TASKS TO COMPLETE:
(A) Name every stage passed to setStages in the pipeline defined in the thread about the dimension mismatch error.
(B) In the thread about the dimension mismatch error, what is the longest length of text in the data fed into fit()?
(C) Write a continuation of the thread about the dimension mismatch error, starting after its last line.
** START OF TEXT PASSAGE **
The columns of A don't match the number of elements of x. A: 768, x: 1536 #14362

SidWeng · 2024-08-08T03:47:35Z

SidWeng
Aug 8, 2024

I use the following pipeline with BioBERT Sentence Embeddings.
However, it throws The columns of A don't match the number of elements of x. A: 768, x: 1536 when execute pipeline.fit(). I trace the code and find out the dimension of randMatrix used by BucketedRandomProjectLSHModel is determined by DatasetUtils.getNumFeatures().
Does it imply something wrong with the data I feed into fit() ? The data I feed is a DataFrame with a String column code and a String column text. The longest length of text is 229.

val documentAssembler = new DocumentAssembler()
  .setInputCol("text")
  .setOutputCol("document")

val sentenceDetector = new SentenceDetector()
  .setInputCols("document")
  .setOutputCol("sentence")

val embeddings = BertSentenceEmbeddings.pretrained("sent_biobert_clinical_base_cased", "en")
  .setInputCols("sentence")
  .setOutputCol("sentence_embeddings")

val document_similarity_ranker = new DocumentSimilarityRankerApproach()
  .setInputCols("sentence_embeddings")
  .setOutputCol("doc_similarity_rankings")
  .setSimilarityMethod("brp")
  .setNumberOfNeighbours(1)
  .setBucketLength(2.0)
  .setNumHashTables(3)
  .setVisibleDistances(true)
  .setIdentityRanking(false)

val document_similarity_ranker_finisher = new DocumentSimilarityRankerFinisher()
  .setInputCols("doc_similarity_rankings")
  .setOutputCols("finished_doc_similarity_rankings_id", "finished_doc_similarity_rankings_neighbors")
  .setExtractNearestNeighbor(true)

val pipeline = new Pipeline()
  .setStages(Array(
    documentAssembler,
    sentenceDetector,
    embeddings,
    document_similarity_ranker,
    document_similarity_ranker_finisher
  ))

24/08/08 03:19:13.581 [task-result-getter-3] WARN o.a.spark.scheduler.TaskSetManager - Lost task 7.2 in stage 10.0 (TID 370) (10.0.0.12 executor 4): org.apache.spark.SparkException: Failed to execute user defined function (LSHModel$$Lambda$5263/1056329262: (struct<type:tinyint,size:int,indices:array,values:array>) => array<struct<type:tinyint,size:int,indices:array,values:array>>)
at org.apache.spark.sql.errors.QueryExecutionErrors$.failedExecuteUserDefinedFunctionError(QueryExecutionErrors.scala:177)
** END OF TEXT PASSAGE **
** START OF RECORDED DATA **
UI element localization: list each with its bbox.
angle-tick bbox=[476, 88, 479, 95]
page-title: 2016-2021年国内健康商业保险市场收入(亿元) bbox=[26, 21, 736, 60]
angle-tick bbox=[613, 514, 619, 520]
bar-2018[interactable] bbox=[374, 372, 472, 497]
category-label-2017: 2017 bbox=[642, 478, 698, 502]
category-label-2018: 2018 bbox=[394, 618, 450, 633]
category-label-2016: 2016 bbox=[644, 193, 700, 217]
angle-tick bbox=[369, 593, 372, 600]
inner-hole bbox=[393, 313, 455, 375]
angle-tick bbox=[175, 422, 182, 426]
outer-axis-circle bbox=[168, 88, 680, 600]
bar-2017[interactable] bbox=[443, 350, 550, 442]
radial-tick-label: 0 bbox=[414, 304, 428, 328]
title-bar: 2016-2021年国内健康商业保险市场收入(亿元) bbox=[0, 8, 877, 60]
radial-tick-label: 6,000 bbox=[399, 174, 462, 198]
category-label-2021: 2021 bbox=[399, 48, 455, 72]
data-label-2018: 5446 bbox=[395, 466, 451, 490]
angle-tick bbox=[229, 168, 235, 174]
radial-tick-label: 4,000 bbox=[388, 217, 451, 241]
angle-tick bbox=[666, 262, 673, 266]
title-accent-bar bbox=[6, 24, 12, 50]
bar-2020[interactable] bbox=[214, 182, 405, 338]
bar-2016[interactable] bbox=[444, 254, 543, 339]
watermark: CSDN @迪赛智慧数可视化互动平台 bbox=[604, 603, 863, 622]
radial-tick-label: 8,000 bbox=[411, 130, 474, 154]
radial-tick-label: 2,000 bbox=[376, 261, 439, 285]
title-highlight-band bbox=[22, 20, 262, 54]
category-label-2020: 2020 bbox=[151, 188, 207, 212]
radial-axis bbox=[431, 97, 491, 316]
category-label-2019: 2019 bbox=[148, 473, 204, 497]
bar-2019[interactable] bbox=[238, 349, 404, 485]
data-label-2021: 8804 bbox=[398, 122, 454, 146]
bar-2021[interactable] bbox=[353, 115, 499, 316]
** END OF RECORDED DATA **
** START OF RECORDED DATA **
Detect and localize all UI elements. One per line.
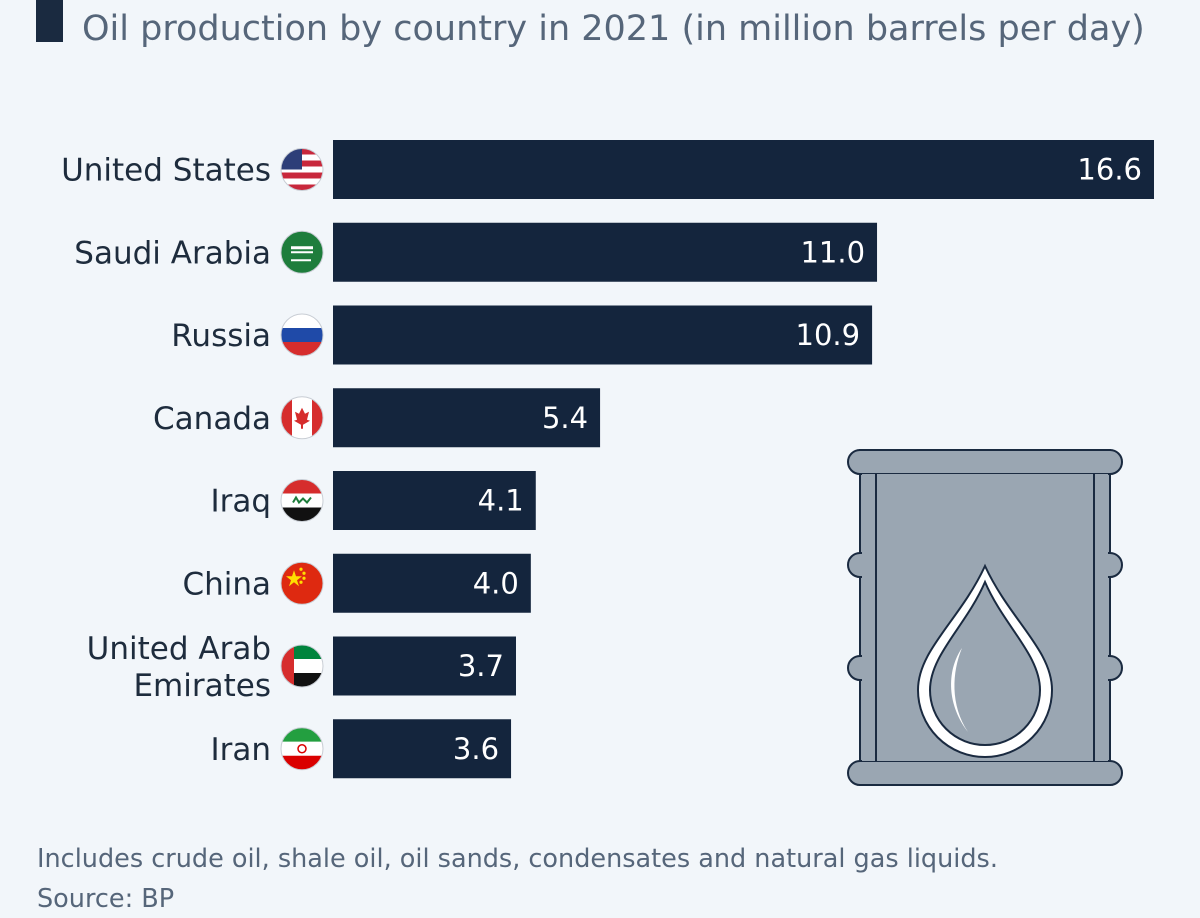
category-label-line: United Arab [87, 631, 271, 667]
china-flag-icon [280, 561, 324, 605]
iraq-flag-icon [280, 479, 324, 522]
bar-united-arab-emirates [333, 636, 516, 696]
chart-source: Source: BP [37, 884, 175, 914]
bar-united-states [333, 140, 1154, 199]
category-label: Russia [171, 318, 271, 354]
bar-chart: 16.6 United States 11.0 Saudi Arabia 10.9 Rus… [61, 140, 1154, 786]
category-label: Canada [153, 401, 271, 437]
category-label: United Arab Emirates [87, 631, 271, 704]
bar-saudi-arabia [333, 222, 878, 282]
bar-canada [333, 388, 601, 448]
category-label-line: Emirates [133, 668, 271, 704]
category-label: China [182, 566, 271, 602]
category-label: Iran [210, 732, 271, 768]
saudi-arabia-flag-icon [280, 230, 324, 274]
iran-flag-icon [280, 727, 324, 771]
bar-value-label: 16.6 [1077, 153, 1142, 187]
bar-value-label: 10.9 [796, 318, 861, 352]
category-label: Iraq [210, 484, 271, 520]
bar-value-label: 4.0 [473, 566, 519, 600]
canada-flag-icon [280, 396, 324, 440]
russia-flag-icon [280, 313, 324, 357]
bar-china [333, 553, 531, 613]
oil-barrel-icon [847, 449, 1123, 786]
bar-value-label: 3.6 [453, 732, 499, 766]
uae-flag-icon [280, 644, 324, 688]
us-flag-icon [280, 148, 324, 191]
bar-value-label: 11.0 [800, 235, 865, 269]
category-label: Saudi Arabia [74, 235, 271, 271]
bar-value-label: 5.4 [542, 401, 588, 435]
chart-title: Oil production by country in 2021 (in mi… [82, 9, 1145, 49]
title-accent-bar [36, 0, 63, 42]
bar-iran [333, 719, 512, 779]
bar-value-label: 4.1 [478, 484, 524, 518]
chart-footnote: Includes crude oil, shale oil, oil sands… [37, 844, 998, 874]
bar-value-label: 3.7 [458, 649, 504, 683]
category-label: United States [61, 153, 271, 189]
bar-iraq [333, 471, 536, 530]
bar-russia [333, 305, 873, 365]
** END OF RECORDED DATA **
** START OF RECORDED DATA **
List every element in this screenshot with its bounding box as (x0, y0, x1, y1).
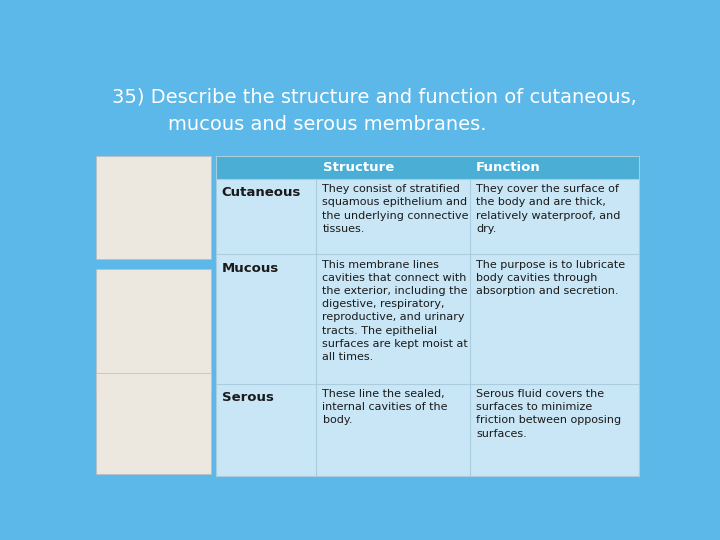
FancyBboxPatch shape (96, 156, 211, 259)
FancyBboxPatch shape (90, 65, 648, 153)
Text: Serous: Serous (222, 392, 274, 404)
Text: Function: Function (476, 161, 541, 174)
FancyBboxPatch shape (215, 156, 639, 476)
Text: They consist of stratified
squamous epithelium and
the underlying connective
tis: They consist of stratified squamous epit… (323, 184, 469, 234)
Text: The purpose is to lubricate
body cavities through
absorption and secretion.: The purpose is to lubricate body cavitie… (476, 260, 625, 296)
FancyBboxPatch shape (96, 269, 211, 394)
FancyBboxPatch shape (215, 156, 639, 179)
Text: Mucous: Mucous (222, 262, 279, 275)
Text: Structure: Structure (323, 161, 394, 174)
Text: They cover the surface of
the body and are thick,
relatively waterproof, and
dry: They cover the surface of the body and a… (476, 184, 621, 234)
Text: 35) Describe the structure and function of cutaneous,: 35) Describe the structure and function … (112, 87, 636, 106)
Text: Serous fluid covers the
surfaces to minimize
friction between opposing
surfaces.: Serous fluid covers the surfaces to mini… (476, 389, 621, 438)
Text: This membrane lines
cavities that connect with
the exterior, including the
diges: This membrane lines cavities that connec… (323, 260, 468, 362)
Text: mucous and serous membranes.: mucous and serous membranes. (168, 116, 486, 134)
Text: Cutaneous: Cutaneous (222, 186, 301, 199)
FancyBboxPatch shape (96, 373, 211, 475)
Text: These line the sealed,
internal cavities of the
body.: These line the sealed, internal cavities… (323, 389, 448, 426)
** END OF RECORDED DATA **
ANSWERS FOR THE EXERCISE:
(A) documentAssembler, sentenceDetector, embeddings, document_similarity_ranker, document_similarity_ranker_finisher

(B) 229

(C)
at org.apache.spark.sql.errors.QueryExecutionErrors.failedExecuteUserDefinedFunctionError(QueryExecutionErrors.scala)
at org.apache.spark.sql.catalyst.expressions.GeneratedClass$GeneratedIteratorForCodegenStage3.serializefromobject_doConsume_0$(Unknown Source)
at org.apache.spark.sql.catalyst.expressions.GeneratedClass$GeneratedIteratorForCodegenStage3.processNext(Unknown Source)
at org.apache.spark.sql.execution.BufferedRowIterator.hasNext(BufferedRowIterator.java:43)
at org.apache.spark.sql.execution.WholeStageCodegenExec$$anon$1.hasNext(WholeStageCodegenExec.scala:760)
at scala.collection.Iterator$$anon$10.hasNext(Iterator.scala:460)
at scala.collection.convert.Wrappers$IteratorWrapper.hasNext(Wrappers.scala:32)
at org.sparkproject.guava.collect.Ordering.leastOf(Ordering.java:670)
at org.apache.spark.util.collection.Utils$.takeOrdered(Utils.scala:37)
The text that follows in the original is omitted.